- _EXTRACTED DATA_
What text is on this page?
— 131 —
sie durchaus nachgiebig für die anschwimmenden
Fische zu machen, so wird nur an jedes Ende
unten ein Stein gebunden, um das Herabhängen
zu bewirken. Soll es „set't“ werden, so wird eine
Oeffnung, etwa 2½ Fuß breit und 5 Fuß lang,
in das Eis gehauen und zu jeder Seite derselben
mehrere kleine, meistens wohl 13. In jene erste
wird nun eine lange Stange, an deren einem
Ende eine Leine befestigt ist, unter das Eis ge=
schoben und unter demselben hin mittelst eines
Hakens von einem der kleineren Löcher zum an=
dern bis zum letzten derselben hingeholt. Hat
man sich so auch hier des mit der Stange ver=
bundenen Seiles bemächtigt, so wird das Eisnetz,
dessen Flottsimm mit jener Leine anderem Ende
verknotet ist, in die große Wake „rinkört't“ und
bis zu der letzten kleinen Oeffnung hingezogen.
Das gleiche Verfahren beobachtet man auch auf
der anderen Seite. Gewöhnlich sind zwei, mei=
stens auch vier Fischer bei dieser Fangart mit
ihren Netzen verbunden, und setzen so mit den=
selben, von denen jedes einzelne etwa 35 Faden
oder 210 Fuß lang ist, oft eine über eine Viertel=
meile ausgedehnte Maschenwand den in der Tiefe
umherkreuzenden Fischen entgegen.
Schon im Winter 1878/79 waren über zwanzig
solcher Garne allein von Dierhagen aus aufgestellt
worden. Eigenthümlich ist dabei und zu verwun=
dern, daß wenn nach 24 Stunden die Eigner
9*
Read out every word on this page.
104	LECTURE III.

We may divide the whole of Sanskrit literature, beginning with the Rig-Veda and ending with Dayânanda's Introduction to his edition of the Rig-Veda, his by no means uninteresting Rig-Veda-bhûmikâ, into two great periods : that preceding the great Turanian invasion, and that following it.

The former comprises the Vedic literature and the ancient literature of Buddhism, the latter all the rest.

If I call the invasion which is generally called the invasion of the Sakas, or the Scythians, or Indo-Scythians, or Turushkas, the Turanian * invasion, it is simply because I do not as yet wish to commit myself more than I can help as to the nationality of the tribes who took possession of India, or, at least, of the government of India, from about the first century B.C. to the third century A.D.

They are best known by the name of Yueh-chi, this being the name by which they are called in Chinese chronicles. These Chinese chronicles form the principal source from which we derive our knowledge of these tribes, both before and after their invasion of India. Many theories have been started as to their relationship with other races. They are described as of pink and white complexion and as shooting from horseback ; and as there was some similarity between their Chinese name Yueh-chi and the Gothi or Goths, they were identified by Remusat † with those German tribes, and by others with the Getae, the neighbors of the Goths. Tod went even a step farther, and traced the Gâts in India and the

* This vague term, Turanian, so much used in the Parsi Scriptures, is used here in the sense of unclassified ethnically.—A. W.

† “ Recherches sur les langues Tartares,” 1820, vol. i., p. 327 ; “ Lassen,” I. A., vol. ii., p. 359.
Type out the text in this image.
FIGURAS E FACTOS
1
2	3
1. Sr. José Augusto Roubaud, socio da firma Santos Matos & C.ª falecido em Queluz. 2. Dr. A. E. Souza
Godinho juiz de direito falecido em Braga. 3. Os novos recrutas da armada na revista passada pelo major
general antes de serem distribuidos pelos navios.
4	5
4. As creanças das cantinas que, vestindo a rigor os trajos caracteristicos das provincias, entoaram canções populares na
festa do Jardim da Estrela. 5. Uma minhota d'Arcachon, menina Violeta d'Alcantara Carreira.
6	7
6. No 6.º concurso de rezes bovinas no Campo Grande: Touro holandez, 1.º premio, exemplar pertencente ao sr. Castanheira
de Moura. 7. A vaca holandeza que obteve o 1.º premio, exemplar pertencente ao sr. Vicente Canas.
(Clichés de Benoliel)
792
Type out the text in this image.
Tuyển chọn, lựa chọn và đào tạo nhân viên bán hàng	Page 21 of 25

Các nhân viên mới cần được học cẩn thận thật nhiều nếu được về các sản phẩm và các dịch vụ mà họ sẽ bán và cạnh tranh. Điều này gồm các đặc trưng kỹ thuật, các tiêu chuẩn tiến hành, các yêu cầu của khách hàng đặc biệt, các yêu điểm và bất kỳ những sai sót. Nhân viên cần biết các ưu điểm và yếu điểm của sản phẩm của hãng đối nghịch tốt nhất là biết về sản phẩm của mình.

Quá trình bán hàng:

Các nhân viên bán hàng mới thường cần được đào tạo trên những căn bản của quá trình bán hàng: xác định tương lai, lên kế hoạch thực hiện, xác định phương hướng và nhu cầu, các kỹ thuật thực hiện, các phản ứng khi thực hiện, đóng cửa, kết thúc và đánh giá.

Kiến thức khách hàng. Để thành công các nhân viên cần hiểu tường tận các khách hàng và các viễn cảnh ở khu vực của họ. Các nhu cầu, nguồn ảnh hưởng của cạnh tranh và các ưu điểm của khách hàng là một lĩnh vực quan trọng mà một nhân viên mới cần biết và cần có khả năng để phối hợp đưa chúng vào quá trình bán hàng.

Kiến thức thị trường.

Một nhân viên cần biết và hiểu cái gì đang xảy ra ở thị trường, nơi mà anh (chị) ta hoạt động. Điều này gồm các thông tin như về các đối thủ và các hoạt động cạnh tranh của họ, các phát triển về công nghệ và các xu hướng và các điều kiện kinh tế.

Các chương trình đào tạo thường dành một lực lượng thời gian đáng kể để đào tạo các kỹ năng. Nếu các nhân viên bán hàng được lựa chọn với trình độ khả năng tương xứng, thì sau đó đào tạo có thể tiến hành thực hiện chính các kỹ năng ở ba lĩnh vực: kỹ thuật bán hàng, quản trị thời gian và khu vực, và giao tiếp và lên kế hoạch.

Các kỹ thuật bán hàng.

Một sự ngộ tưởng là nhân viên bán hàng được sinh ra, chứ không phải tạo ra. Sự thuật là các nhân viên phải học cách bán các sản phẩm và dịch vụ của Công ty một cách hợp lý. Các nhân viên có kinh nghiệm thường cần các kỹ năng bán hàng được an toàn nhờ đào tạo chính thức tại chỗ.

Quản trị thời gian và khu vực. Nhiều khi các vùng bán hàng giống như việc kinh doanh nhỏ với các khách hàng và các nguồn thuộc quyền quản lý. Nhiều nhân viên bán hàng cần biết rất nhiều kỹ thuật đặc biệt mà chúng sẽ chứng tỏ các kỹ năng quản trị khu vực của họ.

- _WHAT TO DO_
Make a verbatim copy of every entry shown above.

- _RESULT BELOW_
What text is on this page?
— 131 —
sie durchaus nachgiebig für die anschwimmenden
Fische zu machen, so wird nur an jedes Ende
unten ein Stein gebunden, um das Herabhängen
zu bewirken. Soll es „set't“ werden, so wird eine
Oeffnung, etwa 2½ Fuß breit und 5 Fuß lang,
in das Eis gehauen und zu jeder Seite derselben
mehrere kleine, meistens wohl 13. In jene erste
wird nun eine lange Stange, an deren einem
Ende eine Leine befestigt ist, unter das Eis ge=
schoben und unter demselben hin mittelst eines
Hakens von einem der kleineren Löcher zum an=
dern bis zum letzten derselben hingeholt. Hat
man sich so auch hier des mit der Stange ver=
bundenen Seiles bemächtigt, so wird das Eisnetz,
dessen Flottsimm mit jener Leine anderem Ende
verknotet ist, in die große Wake „rinkört't“ und
bis zu der letzten kleinen Oeffnung hingezogen.
Das gleiche Verfahren beobachtet man auch auf
der anderen Seite. Gewöhnlich sind zwei, mei=
stens auch vier Fischer bei dieser Fangart mit
ihren Netzen verbunden, und setzen so mit den=
selben, von denen jedes einzelne etwa 35 Faden
oder 210 Fuß lang ist, oft eine über eine Viertel=
meile ausgedehnte Maschenwand den in der Tiefe
umherkreuzenden Fischen entgegen.
Schon im Winter 1878/79 waren über zwanzig
solcher Garne allein von Dierhagen aus aufgestellt
worden. Eigenthümlich ist dabei und zu verwun=
dern, daß wenn nach 24 Stunden die Eigner
9*
Read out every word on this page.
104	LECTURE III.

We may divide the whole of Sanskrit literature, beginning with the Rig-Veda and ending with Dayânanda's Introduction to his edition of the Rig-Veda, his by no means uninteresting Rig-Veda-bhûmikâ, into two great periods : that preceding the great Turanian invasion, and that following it.

The former comprises the Vedic literature and the ancient literature of Buddhism, the latter all the rest.

If I call the invasion which is generally called the invasion of the Sakas, or the Scythians, or Indo-Scythians, or Turushkas, the Turanian * invasion, it is simply because I do not as yet wish to commit myself more than I can help as to the nationality of the tribes who took possession of India, or, at least, of the government of India, from about the first century B.C. to the third century A.D.

They are best known by the name of Yueh-chi, this being the name by which they are called in Chinese chronicles. These Chinese chronicles form the principal source from which we derive our knowledge of these tribes, both before and after their invasion of India. Many theories have been started as to their relationship with other races. They are described as of pink and white complexion and as shooting from horseback ; and as there was some similarity between their Chinese name Yueh-chi and the Gothi or Goths, they were identified by Remusat † with those German tribes, and by others with the Getae, the neighbors of the Goths. Tod went even a step farther, and traced the Gâts in India and the

* This vague term, Turanian, so much used in the Parsi Scriptures, is used here in the sense of unclassified ethnically.—A. W.

† “ Recherches sur les langues Tartares,” 1820, vol. i., p. 327 ; “ Lassen,” I. A., vol. ii., p. 359.
Type out the text in this image.
FIGURAS E FACTOS
1
2	3
1. Sr. José Augusto Roubaud, socio da firma Santos Matos & C.ª falecido em Queluz. 2. Dr. A. E. Souza
Godinho juiz de direito falecido em Braga. 3. Os novos recrutas da armada na revista passada pelo major
general antes de serem distribuidos pelos navios.
4	5
4. As creanças das cantinas que, vestindo a rigor os trajos caracteristicos das provincias, entoaram canções populares na
festa do Jardim da Estrela. 5. Uma minhota d'Arcachon, menina Violeta d'Alcantara Carreira.
6	7
6. No 6.º concurso de rezes bovinas no Campo Grande: Touro holandez, 1.º premio, exemplar pertencente ao sr. Castanheira
de Moura. 7. A vaca holandeza que obteve o 1.º premio, exemplar pertencente ao sr. Vicente Canas.
(Clichés de Benoliel)
792
Type out the text in this image.
Tuyển chọn, lựa chọn và đào tạo nhân viên bán hàng	Page 21 of 25

Các nhân viên mới cần được học cẩn thận thật nhiều nếu được về các sản phẩm và các dịch vụ mà họ sẽ bán và cạnh tranh. Điều này gồm các đặc trưng kỹ thuật, các tiêu chuẩn tiến hành, các yêu cầu của khách hàng đặc biệt, các yêu điểm và bất kỳ những sai sót. Nhân viên cần biết các ưu điểm và yếu điểm của sản phẩm của hãng đối nghịch tốt nhất là biết về sản phẩm của mình.

Quá trình bán hàng:

Các nhân viên bán hàng mới thường cần được đào tạo trên những căn bản của quá trình bán hàng: xác định tương lai, lên kế hoạch thực hiện, xác định phương hướng và nhu cầu, các kỹ thuật thực hiện, các phản ứng khi thực hiện, đóng cửa, kết thúc và đánh giá.

Kiến thức khách hàng. Để thành công các nhân viên cần hiểu tường tận các khách hàng và các viễn cảnh ở khu vực của họ. Các nhu cầu, nguồn ảnh hưởng của cạnh tranh và các ưu điểm của khách hàng là một lĩnh vực quan trọng mà một nhân viên mới cần biết và cần có khả năng để phối hợp đưa chúng vào quá trình bán hàng.

Kiến thức thị trường.

Một nhân viên cần biết và hiểu cái gì đang xảy ra ở thị trường, nơi mà anh (chị) ta hoạt động. Điều này gồm các thông tin như về các đối thủ và các hoạt động cạnh tranh của họ, các phát triển về công nghệ và các xu hướng và các điều kiện kinh tế.

Các chương trình đào tạo thường dành một lực lượng thời gian đáng kể để đào tạo các kỹ năng. Nếu các nhân viên bán hàng được lựa chọn với trình độ khả năng tương xứng, thì sau đó đào tạo có thể tiến hành thực hiện chính các kỹ năng ở ba lĩnh vực: kỹ thuật bán hàng, quản trị thời gian và khu vực, và giao tiếp và lên kế hoạch.

Các kỹ thuật bán hàng.

Một sự ngộ tưởng là nhân viên bán hàng được sinh ra, chứ không phải tạo ra. Sự thuật là các nhân viên phải học cách bán các sản phẩm và dịch vụ của Công ty một cách hợp lý. Các nhân viên có kinh nghiệm thường cần các kỹ năng bán hàng được an toàn nhờ đào tạo chính thức tại chỗ.

Quản trị thời gian và khu vực. Nhiều khi các vùng bán hàng giống như việc kinh doanh nhỏ với các khách hàng và các nguồn thuộc quyền quản lý. Nhiều nhân viên bán hàng cần biết rất nhiều kỹ thuật đặc biệt mà chúng sẽ chứng tỏ các kỹ năng quản trị khu vực của họ.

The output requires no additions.